==== Material provided
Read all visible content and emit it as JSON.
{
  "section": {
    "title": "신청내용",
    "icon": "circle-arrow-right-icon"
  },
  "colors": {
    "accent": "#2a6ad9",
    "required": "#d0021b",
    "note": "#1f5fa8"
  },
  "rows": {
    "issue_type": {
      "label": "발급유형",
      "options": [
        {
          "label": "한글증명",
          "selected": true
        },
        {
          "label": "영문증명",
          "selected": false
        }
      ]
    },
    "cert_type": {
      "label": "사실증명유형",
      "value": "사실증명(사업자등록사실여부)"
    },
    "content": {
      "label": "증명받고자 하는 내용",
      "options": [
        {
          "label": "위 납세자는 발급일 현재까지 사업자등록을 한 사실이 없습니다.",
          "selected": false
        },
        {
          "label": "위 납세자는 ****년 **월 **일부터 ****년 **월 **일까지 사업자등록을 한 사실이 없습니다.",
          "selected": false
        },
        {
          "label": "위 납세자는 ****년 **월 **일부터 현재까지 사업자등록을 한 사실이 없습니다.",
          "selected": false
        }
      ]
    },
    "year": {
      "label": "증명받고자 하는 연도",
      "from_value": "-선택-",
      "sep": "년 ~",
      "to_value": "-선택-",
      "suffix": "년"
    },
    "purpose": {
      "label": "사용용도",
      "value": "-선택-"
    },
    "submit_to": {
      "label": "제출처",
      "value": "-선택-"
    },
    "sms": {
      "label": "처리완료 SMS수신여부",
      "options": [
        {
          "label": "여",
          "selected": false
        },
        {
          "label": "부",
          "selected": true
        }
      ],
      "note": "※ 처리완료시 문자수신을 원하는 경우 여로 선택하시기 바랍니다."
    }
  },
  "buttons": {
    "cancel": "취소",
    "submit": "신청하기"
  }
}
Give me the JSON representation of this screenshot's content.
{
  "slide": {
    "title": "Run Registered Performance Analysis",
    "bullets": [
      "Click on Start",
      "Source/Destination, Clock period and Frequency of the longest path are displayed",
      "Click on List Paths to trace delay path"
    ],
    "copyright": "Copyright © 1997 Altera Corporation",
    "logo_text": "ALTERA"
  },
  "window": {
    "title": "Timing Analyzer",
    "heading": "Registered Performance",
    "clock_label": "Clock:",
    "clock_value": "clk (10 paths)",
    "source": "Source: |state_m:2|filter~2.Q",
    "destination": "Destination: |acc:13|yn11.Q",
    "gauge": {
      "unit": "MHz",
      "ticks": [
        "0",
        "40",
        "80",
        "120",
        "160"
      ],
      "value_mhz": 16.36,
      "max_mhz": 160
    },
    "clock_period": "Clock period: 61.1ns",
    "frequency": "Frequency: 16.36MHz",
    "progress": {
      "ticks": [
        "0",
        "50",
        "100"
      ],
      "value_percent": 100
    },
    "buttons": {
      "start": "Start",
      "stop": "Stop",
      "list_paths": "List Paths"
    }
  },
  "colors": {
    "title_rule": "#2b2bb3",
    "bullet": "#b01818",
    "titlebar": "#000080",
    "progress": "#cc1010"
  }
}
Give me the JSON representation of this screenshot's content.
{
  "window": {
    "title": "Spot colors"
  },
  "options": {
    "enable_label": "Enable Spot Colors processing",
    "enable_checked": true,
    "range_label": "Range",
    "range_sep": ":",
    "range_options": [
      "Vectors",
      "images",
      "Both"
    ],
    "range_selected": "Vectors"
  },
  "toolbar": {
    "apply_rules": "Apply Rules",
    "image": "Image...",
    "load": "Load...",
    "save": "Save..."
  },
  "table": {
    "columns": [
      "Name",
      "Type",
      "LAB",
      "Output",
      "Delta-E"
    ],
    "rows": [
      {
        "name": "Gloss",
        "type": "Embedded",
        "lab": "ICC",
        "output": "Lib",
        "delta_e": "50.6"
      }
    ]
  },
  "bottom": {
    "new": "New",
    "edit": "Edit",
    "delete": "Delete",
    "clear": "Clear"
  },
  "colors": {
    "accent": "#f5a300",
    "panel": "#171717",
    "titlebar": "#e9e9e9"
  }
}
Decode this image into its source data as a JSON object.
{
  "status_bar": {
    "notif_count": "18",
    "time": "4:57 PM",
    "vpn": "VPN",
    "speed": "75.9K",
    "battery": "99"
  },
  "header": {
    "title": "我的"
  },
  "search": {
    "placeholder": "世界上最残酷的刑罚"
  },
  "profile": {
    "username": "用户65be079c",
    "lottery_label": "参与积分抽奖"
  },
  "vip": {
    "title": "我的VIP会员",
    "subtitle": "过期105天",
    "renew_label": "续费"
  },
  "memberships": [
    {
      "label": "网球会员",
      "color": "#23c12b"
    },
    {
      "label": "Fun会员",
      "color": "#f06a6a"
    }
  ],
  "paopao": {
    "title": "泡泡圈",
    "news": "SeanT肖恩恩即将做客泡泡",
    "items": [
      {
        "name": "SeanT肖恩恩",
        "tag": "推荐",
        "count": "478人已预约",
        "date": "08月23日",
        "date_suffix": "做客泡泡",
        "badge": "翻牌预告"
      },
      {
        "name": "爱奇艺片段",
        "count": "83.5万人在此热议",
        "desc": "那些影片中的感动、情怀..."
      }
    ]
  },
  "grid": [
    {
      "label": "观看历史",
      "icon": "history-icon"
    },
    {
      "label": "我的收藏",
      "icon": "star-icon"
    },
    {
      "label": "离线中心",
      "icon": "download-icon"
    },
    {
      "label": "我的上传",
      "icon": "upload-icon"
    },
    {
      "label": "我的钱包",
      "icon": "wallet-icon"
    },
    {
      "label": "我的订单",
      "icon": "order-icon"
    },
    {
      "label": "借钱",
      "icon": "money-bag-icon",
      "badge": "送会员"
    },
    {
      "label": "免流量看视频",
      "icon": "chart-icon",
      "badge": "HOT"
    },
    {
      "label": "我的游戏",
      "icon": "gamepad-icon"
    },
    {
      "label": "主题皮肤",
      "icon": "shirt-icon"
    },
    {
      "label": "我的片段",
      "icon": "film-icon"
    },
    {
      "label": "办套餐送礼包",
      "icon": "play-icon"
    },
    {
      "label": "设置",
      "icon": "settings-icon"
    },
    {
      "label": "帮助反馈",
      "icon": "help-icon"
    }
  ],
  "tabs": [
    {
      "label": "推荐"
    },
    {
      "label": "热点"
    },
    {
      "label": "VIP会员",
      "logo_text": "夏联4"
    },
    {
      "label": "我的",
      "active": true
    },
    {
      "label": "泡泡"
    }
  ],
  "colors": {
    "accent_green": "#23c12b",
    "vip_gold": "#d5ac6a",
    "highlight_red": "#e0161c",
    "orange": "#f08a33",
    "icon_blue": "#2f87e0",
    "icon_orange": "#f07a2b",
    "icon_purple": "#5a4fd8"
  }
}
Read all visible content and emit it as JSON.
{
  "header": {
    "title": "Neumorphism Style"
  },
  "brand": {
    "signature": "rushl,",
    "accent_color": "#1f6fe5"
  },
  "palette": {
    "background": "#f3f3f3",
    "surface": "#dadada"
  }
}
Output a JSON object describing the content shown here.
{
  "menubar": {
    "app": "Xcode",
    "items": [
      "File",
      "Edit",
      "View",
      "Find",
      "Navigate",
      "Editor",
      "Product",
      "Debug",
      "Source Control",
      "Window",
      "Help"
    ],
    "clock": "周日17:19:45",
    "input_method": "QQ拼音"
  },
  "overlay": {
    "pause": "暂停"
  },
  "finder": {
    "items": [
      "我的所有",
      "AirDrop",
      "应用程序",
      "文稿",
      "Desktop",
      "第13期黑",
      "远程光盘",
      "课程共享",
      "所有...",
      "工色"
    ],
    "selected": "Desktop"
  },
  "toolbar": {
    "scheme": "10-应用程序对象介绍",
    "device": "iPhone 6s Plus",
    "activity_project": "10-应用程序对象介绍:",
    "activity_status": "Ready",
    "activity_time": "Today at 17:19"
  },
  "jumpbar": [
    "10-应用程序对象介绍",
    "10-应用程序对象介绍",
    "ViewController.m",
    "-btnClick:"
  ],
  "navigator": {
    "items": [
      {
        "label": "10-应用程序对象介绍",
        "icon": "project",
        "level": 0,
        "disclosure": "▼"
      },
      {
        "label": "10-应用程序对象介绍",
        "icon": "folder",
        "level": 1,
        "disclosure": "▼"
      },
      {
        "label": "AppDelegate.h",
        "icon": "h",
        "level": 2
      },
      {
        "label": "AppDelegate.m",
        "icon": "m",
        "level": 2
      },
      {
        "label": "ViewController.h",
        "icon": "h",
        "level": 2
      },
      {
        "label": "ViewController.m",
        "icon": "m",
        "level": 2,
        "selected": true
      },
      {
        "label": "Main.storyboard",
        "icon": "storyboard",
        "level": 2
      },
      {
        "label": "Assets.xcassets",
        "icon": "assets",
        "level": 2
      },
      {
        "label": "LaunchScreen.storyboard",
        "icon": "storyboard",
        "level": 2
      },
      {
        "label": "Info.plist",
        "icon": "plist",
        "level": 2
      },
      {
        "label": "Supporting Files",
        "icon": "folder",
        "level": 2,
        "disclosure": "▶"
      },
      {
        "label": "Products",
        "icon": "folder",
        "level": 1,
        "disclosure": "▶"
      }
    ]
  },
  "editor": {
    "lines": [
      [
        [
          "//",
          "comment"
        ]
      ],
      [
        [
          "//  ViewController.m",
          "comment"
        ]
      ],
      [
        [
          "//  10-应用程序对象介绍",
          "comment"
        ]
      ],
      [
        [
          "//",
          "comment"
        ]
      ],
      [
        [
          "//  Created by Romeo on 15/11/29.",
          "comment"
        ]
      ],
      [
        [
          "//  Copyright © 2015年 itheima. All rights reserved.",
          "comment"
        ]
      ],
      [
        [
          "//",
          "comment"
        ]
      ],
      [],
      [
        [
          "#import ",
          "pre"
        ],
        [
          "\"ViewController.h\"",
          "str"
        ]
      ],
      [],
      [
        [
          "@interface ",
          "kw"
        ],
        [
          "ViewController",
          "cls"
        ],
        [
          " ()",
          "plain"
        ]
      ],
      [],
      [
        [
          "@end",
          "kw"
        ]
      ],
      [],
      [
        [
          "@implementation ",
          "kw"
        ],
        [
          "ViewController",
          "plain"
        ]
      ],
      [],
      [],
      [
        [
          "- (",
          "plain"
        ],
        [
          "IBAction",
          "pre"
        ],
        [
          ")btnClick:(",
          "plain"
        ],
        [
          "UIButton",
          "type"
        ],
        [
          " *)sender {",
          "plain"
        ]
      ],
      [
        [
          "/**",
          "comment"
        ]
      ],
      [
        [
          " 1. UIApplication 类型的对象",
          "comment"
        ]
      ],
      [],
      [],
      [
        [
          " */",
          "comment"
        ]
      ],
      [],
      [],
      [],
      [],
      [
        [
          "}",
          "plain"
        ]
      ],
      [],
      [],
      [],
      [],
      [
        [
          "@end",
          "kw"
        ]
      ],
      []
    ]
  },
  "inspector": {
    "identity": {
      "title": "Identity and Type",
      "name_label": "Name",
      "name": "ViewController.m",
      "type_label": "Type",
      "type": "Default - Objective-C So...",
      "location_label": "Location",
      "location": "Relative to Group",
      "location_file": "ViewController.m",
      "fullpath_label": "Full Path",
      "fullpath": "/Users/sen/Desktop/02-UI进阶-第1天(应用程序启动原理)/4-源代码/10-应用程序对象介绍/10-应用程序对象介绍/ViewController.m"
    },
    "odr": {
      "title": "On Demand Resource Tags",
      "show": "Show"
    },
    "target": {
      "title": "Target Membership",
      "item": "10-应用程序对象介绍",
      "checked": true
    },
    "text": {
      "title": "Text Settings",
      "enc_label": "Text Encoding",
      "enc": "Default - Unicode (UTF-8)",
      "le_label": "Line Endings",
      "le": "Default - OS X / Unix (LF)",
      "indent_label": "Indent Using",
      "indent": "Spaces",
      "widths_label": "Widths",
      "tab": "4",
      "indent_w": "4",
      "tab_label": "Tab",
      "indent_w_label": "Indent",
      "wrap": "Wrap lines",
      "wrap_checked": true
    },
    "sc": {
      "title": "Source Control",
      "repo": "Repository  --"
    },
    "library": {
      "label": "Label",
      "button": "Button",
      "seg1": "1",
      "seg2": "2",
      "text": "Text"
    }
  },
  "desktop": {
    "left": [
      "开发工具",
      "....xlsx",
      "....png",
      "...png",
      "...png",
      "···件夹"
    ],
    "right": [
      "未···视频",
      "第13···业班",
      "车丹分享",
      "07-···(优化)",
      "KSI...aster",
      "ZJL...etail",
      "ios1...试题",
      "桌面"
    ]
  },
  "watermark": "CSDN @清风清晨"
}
========
Directions:
Review the material and copy each line in which the word "Performance" appears.

Reply:
    "title": "Run Registered Performance Analysis",
    "heading": "Registered Performance",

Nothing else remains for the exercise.